C’est vers le VIIe siècle avant J.C. que la « pièce de monnaie » apparut en Lydie (Asie Mineure), où l’or abondait. Pour la première fois, les denrées se payaient par des quantités de métal normalisées et marquées du sceau de l’Etat.
Les commerçants grecs ont vite compris l’intérêt de la chose, et les cités grecques se sont empressées de frapper des pièces d’argent, d’un poids précis, chacune ayant la valeur de son poids de métal précieux. Ont-ils du même coup inventé la crise monétaire, comme Icare inventa, le même jour, l’aéroport international et la catastrophe aérienne ?
Des échanges commerciaux à la monnaie
La transaction commerciale fut inventée lorsque deux hommes de la préhistoire décidèrent d’échanger des objets. Miracle : chacun avait acquis une chose qui lui était nécessaire en échange d’une autre dont il pouvait se passer.
Ce système de troc, infiniment profitable, fut amélioré dès que l’on sut compter (je t’échange un âne contre quatre chèvres), puis à mesurer des quantités. L’unité de poids est ici essentielle, et dès l’Ancien Empire (2750-2150 av. J-C), un égyptien pouvait échanger un shât (unité de poids) de cuivre contre trois shâts de tissu. Lorsque le pouvoir en place collecte les impôts, ou si un commerçant prête de l’argent, il faut que la monnaie garde une valeur relativement stable au cours du temps. Payer en sacs de blé est un pari risqué: si la récolte est abondante, le sac que le roi possède perd de sa valeur – et il en gagne si elle est mauvaise, au risque de troubles sociaux dans une population affamée. La monnaie proprement dite vient de l’utilité de disposer d’un objet intermédiaire facile à échanger, à transporter, à conserver, dont la valeur est stable et admise par les partenaires. En ce sens, les métaux précieux présentent bien des qualités. Ainsi, je peux vendre mon âne pour 20 pièces de 4 grammes d’argent, aller acheter ailleurs deux chèvres pour 10 pièces, et conserver le reste. L’intérêt de la chose est évident, les risques le sont moins.

◆ ◆ ◆

Problèmes à résoudre =>
A. Répondez à ces questions d'après le texte sur l'histoire de la monnaie :
(i) Vers quel siècle la pièce de monnaie apparut-elle en Lydie ?
(ii) Quel est le nom de l'unité de poids égyptienne citée ?
(iii) Pour combien de pièces de 4 grammes d'argent l'âne peut-il être vendu ?
B. Relevez, s'il vous plaît, tous les métaux nommés dans le texte sur l'histoire de la monnaie.
C. Traduisez en anglais cette phrase du texte sur l'histoire de la monnaie : « Pour la première fois, les denrées se payaient par des quantités de métal normalisées et marquées du sceau de l’Etat. »

◆ ◆ ◆

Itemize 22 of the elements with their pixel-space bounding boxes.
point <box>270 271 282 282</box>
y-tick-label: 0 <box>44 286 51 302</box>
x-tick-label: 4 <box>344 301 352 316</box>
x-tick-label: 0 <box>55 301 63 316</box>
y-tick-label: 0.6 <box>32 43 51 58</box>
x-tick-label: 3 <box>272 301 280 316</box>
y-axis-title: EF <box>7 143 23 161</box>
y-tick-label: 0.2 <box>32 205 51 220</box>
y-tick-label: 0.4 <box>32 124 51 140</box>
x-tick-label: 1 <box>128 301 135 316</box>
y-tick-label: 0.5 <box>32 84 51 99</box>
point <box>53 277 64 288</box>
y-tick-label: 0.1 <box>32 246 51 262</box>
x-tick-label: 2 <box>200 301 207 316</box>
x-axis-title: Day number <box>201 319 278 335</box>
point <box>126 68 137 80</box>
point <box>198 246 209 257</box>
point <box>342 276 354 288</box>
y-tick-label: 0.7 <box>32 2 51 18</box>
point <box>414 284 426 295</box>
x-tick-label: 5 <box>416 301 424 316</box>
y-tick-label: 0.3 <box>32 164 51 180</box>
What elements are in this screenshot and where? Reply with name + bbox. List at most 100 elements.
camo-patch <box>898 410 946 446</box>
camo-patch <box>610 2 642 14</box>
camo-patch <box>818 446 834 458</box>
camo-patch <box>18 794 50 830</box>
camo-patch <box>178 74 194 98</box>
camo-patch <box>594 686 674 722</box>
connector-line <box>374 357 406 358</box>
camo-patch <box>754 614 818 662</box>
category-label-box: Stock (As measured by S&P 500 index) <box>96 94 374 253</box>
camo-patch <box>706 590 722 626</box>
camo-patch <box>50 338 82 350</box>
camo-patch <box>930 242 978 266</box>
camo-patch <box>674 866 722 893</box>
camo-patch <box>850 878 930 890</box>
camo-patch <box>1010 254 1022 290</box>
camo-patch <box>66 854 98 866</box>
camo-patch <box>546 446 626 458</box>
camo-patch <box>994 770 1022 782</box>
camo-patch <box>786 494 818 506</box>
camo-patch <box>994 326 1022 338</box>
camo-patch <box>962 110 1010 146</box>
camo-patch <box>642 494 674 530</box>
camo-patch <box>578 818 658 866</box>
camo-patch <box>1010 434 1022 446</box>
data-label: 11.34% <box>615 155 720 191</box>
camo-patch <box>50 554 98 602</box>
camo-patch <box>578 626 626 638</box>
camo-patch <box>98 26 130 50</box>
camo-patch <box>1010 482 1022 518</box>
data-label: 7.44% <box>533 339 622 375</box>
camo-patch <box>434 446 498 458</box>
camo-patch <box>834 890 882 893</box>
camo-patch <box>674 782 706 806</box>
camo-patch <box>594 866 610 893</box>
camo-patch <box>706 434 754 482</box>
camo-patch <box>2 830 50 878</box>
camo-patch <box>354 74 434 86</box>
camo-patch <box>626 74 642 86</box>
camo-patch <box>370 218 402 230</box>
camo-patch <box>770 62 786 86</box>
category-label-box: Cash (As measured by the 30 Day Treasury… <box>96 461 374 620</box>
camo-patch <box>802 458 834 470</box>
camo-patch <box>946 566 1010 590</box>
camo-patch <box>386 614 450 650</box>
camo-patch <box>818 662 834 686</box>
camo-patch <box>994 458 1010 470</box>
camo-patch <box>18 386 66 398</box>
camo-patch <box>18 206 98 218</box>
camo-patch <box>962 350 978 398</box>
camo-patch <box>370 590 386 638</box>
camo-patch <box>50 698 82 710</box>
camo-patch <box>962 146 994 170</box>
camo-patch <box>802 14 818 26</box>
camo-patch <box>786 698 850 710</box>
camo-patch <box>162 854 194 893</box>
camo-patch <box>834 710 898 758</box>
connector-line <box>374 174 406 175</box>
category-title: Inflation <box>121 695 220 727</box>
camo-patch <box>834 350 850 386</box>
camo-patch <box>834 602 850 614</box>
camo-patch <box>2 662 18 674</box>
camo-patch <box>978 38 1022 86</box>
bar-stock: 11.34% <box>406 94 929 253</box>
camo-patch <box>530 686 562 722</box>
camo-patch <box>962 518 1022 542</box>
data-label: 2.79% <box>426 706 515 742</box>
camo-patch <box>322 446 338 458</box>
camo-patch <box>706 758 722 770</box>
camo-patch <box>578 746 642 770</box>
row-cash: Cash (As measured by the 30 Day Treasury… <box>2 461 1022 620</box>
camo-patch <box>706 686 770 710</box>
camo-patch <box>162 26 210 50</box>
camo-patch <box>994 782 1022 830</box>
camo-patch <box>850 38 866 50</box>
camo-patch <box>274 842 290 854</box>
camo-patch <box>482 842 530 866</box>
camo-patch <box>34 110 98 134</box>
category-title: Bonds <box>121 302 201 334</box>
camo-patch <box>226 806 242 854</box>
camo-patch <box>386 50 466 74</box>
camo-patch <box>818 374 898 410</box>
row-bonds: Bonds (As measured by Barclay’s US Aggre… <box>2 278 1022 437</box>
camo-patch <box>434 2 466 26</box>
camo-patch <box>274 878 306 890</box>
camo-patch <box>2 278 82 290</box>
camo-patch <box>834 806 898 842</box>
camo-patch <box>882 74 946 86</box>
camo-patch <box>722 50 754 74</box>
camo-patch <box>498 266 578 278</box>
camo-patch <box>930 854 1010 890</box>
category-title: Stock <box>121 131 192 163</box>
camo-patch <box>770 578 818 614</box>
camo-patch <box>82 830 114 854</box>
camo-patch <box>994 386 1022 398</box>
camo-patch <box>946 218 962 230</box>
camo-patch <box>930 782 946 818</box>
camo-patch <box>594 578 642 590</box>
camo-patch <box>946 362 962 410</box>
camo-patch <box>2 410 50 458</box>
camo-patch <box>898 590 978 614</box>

◆ ◆ ◆

Réponses aux exercices =>
A.
(i) Vers le VIIe siècle avant J.-C.
(ii) Le shât.
(iii) Pour 20 pièces.

B. L'or, l'argent, le cuivre.

C. For the first time, goods were paid for with standardized quantities of metal stamped with the seal of the State.